THE TASK:
Scan the material and copy every line in which "chevron" appears.

[Data records]
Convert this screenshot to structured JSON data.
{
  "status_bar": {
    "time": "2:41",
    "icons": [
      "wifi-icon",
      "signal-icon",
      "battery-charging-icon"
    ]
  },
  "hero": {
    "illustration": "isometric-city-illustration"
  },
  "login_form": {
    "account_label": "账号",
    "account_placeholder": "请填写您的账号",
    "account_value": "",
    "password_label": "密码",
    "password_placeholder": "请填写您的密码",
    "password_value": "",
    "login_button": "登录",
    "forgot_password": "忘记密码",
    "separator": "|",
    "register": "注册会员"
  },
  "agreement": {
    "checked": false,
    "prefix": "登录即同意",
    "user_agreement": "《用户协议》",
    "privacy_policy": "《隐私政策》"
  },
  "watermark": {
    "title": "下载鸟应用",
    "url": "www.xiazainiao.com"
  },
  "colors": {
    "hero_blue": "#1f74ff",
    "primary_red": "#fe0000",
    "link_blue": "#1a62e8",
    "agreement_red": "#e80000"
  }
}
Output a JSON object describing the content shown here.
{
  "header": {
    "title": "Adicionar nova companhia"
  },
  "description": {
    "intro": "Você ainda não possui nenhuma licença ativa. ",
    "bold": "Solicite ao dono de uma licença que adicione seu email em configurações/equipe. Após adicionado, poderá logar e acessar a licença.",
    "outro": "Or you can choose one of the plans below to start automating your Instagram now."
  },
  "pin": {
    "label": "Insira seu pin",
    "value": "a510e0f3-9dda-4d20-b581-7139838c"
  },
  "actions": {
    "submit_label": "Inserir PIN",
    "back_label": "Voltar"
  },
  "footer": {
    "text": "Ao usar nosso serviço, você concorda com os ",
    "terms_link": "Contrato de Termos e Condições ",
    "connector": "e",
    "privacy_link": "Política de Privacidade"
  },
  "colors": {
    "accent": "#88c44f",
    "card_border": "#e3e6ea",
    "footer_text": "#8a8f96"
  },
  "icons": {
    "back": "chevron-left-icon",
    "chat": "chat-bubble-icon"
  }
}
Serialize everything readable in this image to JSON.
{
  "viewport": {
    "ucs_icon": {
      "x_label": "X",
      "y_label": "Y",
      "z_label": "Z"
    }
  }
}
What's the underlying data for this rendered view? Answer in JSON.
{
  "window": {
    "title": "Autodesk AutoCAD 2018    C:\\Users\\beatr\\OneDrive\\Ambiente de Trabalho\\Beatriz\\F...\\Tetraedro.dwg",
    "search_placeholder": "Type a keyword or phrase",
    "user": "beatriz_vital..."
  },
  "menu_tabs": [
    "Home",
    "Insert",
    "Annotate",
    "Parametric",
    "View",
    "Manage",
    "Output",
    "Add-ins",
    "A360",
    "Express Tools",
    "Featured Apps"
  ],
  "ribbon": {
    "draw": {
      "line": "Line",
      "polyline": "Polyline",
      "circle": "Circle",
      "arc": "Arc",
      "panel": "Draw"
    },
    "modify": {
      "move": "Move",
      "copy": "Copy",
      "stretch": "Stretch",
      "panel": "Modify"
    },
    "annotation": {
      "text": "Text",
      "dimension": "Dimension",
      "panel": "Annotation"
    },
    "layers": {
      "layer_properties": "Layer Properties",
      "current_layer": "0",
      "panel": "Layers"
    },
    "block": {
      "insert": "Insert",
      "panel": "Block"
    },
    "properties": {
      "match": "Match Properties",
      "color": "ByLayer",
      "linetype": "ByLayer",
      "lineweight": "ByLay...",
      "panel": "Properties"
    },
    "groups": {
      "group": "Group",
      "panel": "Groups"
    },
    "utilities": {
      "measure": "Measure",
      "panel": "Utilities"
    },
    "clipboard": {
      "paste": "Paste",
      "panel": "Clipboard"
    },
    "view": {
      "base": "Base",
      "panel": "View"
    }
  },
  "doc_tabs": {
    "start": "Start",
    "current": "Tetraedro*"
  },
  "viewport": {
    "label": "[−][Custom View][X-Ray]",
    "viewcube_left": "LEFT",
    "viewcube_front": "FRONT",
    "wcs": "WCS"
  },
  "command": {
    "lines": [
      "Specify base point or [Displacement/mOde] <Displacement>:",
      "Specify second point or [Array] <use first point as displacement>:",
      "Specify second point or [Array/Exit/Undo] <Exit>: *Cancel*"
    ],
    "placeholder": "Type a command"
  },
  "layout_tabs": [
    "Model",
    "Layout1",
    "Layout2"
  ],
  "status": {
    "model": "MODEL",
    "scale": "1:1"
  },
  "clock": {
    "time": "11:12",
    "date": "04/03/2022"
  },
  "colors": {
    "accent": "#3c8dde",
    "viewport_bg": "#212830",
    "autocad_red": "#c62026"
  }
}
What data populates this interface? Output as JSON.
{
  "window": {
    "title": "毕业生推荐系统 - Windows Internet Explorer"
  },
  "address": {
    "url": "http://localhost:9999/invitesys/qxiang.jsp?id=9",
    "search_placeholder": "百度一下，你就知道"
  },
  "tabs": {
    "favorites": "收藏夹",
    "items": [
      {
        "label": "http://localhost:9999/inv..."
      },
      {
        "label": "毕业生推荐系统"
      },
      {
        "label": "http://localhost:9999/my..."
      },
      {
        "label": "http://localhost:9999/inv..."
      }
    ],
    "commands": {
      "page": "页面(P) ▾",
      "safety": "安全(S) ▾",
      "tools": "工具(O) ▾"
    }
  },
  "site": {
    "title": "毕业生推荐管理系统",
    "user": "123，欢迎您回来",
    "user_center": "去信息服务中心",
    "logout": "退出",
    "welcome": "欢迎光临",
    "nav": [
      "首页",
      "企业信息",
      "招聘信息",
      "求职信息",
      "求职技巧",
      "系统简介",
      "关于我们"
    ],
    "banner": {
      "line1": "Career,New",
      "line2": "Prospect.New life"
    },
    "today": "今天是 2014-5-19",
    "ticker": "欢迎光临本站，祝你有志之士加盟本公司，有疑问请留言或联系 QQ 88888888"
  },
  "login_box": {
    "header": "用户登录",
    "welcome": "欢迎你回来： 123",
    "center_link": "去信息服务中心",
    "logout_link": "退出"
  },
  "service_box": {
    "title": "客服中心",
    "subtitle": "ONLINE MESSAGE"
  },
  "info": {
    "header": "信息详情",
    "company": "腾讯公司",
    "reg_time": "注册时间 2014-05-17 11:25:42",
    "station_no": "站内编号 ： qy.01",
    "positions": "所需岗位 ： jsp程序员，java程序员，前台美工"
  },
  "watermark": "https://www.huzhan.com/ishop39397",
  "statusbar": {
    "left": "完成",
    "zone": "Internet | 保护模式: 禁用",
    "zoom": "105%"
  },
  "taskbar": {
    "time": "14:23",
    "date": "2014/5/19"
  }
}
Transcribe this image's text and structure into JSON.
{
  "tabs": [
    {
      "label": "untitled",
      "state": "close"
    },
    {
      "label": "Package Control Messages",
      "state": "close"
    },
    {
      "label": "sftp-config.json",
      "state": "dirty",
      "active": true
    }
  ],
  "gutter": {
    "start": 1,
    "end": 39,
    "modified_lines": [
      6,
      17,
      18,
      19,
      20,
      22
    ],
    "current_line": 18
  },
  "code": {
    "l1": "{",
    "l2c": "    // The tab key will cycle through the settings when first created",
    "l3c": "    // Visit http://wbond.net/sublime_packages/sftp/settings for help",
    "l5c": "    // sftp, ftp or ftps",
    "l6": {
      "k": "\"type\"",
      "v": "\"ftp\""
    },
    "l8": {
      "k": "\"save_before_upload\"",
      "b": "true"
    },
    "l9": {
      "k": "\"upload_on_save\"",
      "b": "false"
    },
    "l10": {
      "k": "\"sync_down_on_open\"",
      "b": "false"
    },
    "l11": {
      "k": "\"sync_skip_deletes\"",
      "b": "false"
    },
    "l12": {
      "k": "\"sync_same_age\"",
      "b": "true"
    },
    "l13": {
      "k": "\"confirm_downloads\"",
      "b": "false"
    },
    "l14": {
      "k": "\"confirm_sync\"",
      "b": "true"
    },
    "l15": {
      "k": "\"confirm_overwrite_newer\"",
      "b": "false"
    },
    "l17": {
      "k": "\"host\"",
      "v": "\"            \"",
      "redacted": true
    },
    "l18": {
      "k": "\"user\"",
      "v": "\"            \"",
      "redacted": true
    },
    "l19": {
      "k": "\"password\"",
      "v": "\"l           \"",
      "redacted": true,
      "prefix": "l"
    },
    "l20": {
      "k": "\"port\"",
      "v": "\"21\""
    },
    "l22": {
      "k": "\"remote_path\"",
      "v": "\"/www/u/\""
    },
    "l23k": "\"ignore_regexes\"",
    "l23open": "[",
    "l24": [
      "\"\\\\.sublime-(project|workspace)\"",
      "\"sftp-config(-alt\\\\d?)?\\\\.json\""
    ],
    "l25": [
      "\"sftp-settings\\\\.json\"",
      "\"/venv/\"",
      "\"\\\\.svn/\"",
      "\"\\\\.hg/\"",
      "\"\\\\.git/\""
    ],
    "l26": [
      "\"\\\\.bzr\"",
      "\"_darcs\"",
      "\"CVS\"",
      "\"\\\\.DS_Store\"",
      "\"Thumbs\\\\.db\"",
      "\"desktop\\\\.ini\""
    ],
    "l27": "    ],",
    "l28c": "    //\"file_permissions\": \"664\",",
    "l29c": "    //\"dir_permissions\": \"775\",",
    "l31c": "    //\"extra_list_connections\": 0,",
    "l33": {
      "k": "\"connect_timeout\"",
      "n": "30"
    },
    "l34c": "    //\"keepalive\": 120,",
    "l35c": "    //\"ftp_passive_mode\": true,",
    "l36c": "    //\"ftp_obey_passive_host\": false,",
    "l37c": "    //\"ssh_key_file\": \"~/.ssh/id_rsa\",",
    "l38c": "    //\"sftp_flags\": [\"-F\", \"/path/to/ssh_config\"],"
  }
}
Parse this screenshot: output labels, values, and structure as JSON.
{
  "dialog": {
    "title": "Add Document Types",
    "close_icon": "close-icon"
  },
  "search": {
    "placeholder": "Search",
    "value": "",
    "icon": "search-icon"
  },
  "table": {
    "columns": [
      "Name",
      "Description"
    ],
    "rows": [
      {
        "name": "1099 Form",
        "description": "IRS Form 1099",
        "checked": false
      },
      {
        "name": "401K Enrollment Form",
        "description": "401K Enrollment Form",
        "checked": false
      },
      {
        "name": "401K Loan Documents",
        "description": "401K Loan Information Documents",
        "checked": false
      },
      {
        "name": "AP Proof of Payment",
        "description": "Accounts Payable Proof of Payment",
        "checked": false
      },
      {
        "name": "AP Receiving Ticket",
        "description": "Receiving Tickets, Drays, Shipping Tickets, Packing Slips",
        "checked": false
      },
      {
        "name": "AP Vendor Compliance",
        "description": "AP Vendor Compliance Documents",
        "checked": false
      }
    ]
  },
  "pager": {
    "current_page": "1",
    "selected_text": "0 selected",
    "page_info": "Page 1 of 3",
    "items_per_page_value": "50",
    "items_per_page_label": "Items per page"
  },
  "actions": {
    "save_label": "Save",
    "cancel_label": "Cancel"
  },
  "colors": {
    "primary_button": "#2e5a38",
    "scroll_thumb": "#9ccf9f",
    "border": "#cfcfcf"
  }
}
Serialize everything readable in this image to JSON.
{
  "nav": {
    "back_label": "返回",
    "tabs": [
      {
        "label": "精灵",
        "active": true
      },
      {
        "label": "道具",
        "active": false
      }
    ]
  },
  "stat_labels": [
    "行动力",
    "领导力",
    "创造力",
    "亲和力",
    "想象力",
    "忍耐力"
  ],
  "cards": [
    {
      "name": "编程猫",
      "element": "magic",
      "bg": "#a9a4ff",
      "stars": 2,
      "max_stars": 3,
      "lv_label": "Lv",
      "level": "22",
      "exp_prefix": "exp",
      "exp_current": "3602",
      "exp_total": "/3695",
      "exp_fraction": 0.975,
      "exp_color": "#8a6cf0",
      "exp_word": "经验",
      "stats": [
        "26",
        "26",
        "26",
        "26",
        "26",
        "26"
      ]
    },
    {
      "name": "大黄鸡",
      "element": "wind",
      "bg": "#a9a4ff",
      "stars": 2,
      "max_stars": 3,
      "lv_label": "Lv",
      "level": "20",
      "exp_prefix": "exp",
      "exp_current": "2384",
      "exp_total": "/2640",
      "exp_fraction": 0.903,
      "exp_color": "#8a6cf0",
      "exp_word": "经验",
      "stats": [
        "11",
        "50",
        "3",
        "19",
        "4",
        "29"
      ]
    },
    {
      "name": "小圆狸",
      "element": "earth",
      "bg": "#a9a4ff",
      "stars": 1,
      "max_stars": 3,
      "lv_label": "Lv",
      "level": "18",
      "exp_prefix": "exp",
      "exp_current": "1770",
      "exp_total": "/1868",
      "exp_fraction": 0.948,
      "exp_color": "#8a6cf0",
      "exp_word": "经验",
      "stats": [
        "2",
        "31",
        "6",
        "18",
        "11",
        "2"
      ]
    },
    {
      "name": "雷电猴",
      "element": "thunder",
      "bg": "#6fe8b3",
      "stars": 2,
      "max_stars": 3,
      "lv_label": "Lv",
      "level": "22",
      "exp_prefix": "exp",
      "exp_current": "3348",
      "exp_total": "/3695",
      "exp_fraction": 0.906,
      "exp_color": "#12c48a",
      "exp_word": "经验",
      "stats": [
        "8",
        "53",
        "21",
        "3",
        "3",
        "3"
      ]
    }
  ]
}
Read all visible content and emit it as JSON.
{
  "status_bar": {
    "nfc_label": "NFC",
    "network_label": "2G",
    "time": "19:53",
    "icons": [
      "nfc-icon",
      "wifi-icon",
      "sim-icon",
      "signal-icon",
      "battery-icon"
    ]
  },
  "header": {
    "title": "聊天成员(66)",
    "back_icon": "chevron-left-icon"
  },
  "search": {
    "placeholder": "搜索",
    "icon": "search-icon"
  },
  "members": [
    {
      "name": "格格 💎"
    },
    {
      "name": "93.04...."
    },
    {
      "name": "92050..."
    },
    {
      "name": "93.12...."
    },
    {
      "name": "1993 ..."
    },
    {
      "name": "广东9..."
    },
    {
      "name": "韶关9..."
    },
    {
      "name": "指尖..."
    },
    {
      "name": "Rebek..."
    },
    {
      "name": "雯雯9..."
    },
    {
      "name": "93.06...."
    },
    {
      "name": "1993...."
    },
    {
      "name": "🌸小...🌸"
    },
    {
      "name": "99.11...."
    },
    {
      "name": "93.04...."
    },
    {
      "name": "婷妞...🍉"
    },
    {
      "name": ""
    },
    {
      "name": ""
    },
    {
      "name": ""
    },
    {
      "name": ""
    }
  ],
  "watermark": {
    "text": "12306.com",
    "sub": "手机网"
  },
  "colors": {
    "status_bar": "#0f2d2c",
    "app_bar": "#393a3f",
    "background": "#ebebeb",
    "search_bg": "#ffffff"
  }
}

EXPECTED OUTPUT:
    "back": "chevron-left-icon",
    "back_icon": "chevron-left-icon"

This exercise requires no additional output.